▶ _WHAT IS BEING ASKED_
Every record should be written out exactly, with the pictures left out.

═══

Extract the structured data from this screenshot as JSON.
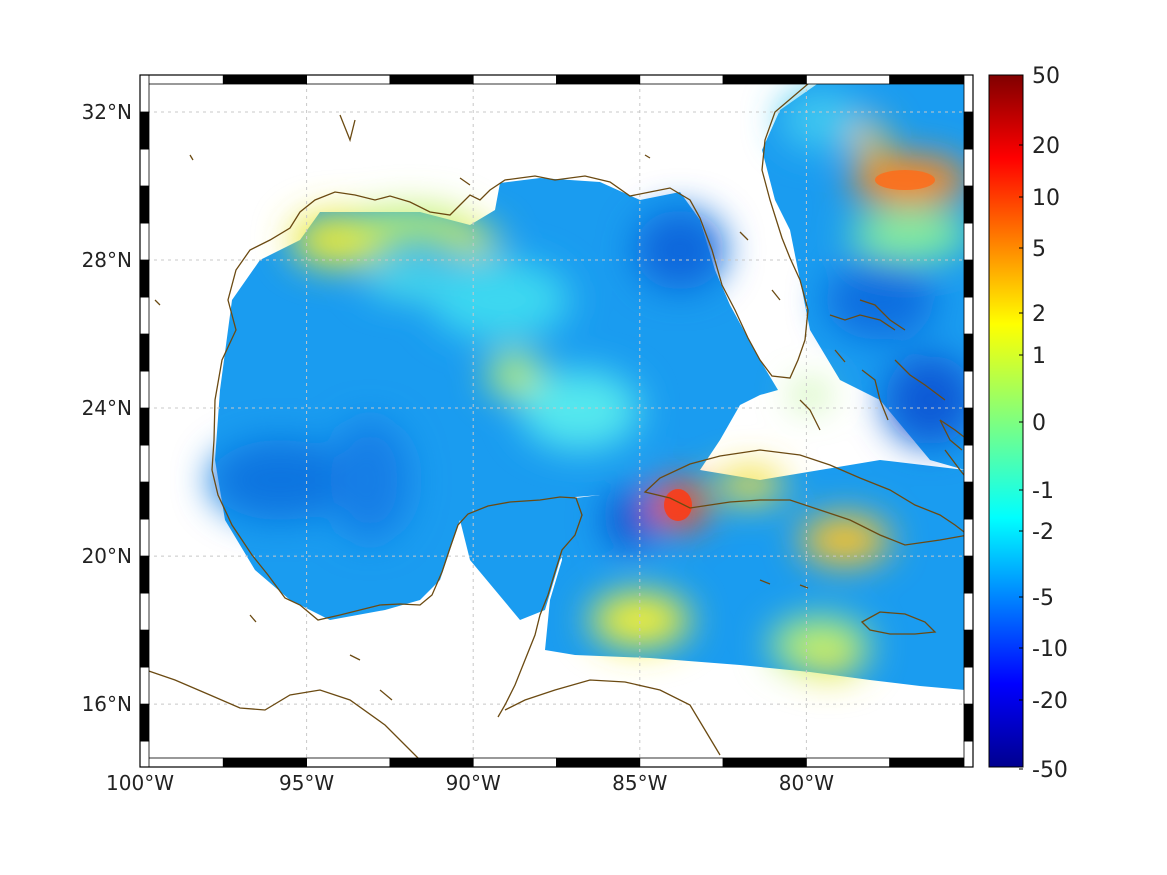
{
  "map": {
    "x_ticks": [
      {
        "lon": -100,
        "label": "100°W"
      },
      {
        "lon": -95,
        "label": "95°W"
      },
      {
        "lon": -90,
        "label": "90°W"
      },
      {
        "lon": -85,
        "label": "85°W"
      },
      {
        "lon": -80,
        "label": "80°W"
      }
    ],
    "y_ticks": [
      {
        "lat": 32,
        "label": "32°N"
      },
      {
        "lat": 28,
        "label": "28°N"
      },
      {
        "lat": 24,
        "label": "24°N"
      },
      {
        "lat": 20,
        "label": "20°N"
      },
      {
        "lat": 16,
        "label": "16°N"
      }
    ],
    "lon_range": [
      -100,
      -75
    ],
    "lat_range": [
      14.3,
      33
    ],
    "colors": {
      "coastline": "#6b4a12",
      "grid": "#c8c8c8",
      "frame": "#000000"
    }
  },
  "colorbar": {
    "ticks": [
      {
        "value": 50,
        "label": "50"
      },
      {
        "value": 20,
        "label": "20"
      },
      {
        "value": 10,
        "label": "10"
      },
      {
        "value": 5,
        "label": "5"
      },
      {
        "value": 2,
        "label": "2"
      },
      {
        "value": 1,
        "label": "1"
      },
      {
        "value": 0,
        "label": "0"
      },
      {
        "value": -1,
        "label": "-1"
      },
      {
        "value": -2,
        "label": "-2"
      },
      {
        "value": -5,
        "label": "-5"
      },
      {
        "value": -10,
        "label": "-10"
      },
      {
        "value": -20,
        "label": "-20"
      },
      {
        "value": -50,
        "label": "-50"
      }
    ],
    "colormap": "jet"
  }
}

═══

▶ _COMPLETED EXERCISE_
Extract the structured data from this screenshot as JSON.
{
  "map": {
    "x_ticks": [
      {
        "lon": -100,
        "label": "100°W"
      },
      {
        "lon": -95,
        "label": "95°W"
      },
      {
        "lon": -90,
        "label": "90°W"
      },
      {
        "lon": -85,
        "label": "85°W"
      },
      {
        "lon": -80,
        "label": "80°W"
      }
    ],
    "y_ticks": [
      {
        "lat": 32,
        "label": "32°N"
      },
      {
        "lat": 28,
        "label": "28°N"
      },
      {
        "lat": 24,
        "label": "24°N"
      },
      {
        "lat": 20,
        "label": "20°N"
      },
      {
        "lat": 16,
        "label": "16°N"
      }
    ],
    "lon_range": [
      -100,
      -75
    ],
    "lat_range": [
      14.3,
      33
    ],
    "colors": {
      "coastline": "#6b4a12",
      "grid": "#c8c8c8",
      "frame": "#000000"
    }
  },
  "colorbar": {
    "ticks": [
      {
        "value": 50,
        "label": "50"
      },
      {
        "value": 20,
        "label": "20"
      },
      {
        "value": 10,
        "label": "10"
      },
      {
        "value": 5,
        "label": "5"
      },
      {
        "value": 2,
        "label": "2"
      },
      {
        "value": 1,
        "label": "1"
      },
      {
        "value": 0,
        "label": "0"
      },
      {
        "value": -1,
        "label": "-1"
      },
      {
        "value": -2,
        "label": "-2"
      },
      {
        "value": -5,
        "label": "-5"
      },
      {
        "value": -10,
        "label": "-10"
      },
      {
        "value": -20,
        "label": "-20"
      },
      {
        "value": -50,
        "label": "-50"
      }
    ],
    "colormap": "jet"
  }
}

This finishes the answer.